··· PROVIDED RECORDS

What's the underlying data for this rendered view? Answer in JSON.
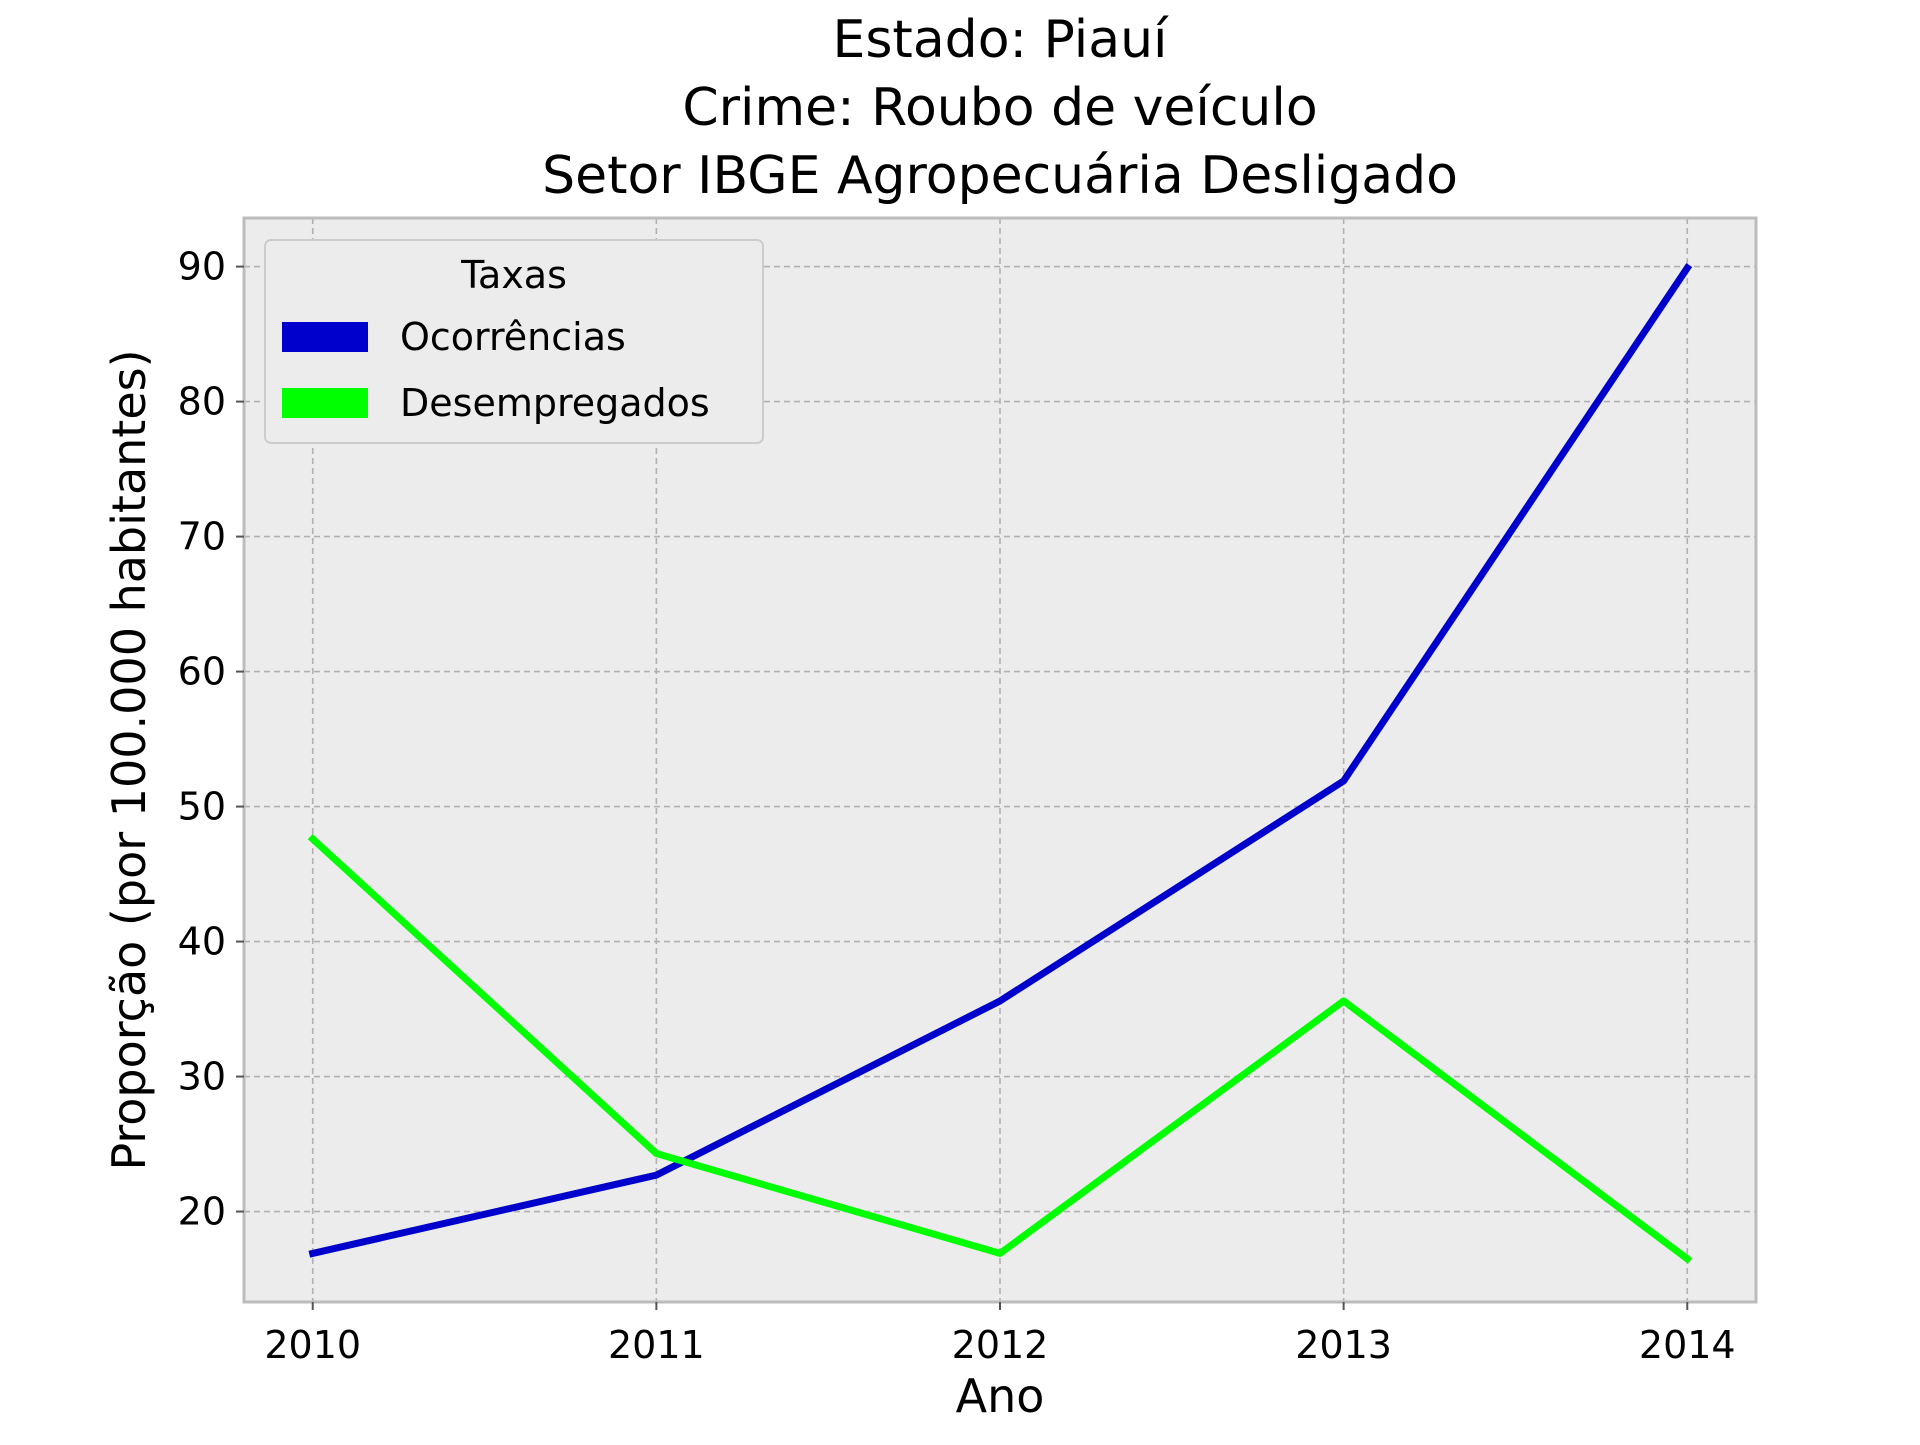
{
  "chart_data": {
    "type": "line",
    "title": [
      "Estado: Piauí",
      "Crime: Roubo de veículo",
      "Setor IBGE  Agropecuária   Desligado"
    ],
    "xlabel": "Ano",
    "ylabel": "Proporção (por 100.000 habitantes)",
    "x": [
      2010,
      2011,
      2012,
      2013,
      2014
    ],
    "x_tick_labels": [
      "2010",
      "2011",
      "2012",
      "2013",
      "2014"
    ],
    "y_ticks": [
      20,
      30,
      40,
      50,
      60,
      70,
      80,
      90
    ],
    "y_tick_labels": [
      "20",
      "30",
      "40",
      "50",
      "60",
      "70",
      "80",
      "90"
    ],
    "xlim": [
      2009.8,
      2014.2
    ],
    "ylim": [
      13.3,
      93.6
    ],
    "grid": true,
    "legend": {
      "title": "Taxas",
      "position": "upper-left"
    },
    "series": [
      {
        "name": "Ocorrências",
        "color": "#0000cc",
        "values": [
          16.9,
          22.7,
          35.6,
          51.9,
          89.9
        ]
      },
      {
        "name": "Desempregados",
        "color": "#00ff00",
        "values": [
          47.6,
          24.3,
          16.9,
          35.6,
          16.5
        ]
      }
    ],
    "colors": {
      "plot_background": "#ececec",
      "grid": "#b0b0b0",
      "frame": "#bcbcbc"
    }
  }
}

······

▸ **WHAT THE TASK REQUIRES**: Repeat the data in full and exactly. Omit pictures.

▸ **EXPECTED ANSWER**:
What's the underlying data for this rendered view? Answer in JSON.
{
  "chart_data": {
    "type": "line",
    "title": [
      "Estado: Piauí",
      "Crime: Roubo de veículo",
      "Setor IBGE  Agropecuária   Desligado"
    ],
    "xlabel": "Ano",
    "ylabel": "Proporção (por 100.000 habitantes)",
    "x": [
      2010,
      2011,
      2012,
      2013,
      2014
    ],
    "x_tick_labels": [
      "2010",
      "2011",
      "2012",
      "2013",
      "2014"
    ],
    "y_ticks": [
      20,
      30,
      40,
      50,
      60,
      70,
      80,
      90
    ],
    "y_tick_labels": [
      "20",
      "30",
      "40",
      "50",
      "60",
      "70",
      "80",
      "90"
    ],
    "xlim": [
      2009.8,
      2014.2
    ],
    "ylim": [
      13.3,
      93.6
    ],
    "grid": true,
    "legend": {
      "title": "Taxas",
      "position": "upper-left"
    },
    "series": [
      {
        "name": "Ocorrências",
        "color": "#0000cc",
        "values": [
          16.9,
          22.7,
          35.6,
          51.9,
          89.9
        ]
      },
      {
        "name": "Desempregados",
        "color": "#00ff00",
        "values": [
          47.6,
          24.3,
          16.9,
          35.6,
          16.5
        ]
      }
    ],
    "colors": {
      "plot_background": "#ececec",
      "grid": "#b0b0b0",
      "frame": "#bcbcbc"
    }
  }
}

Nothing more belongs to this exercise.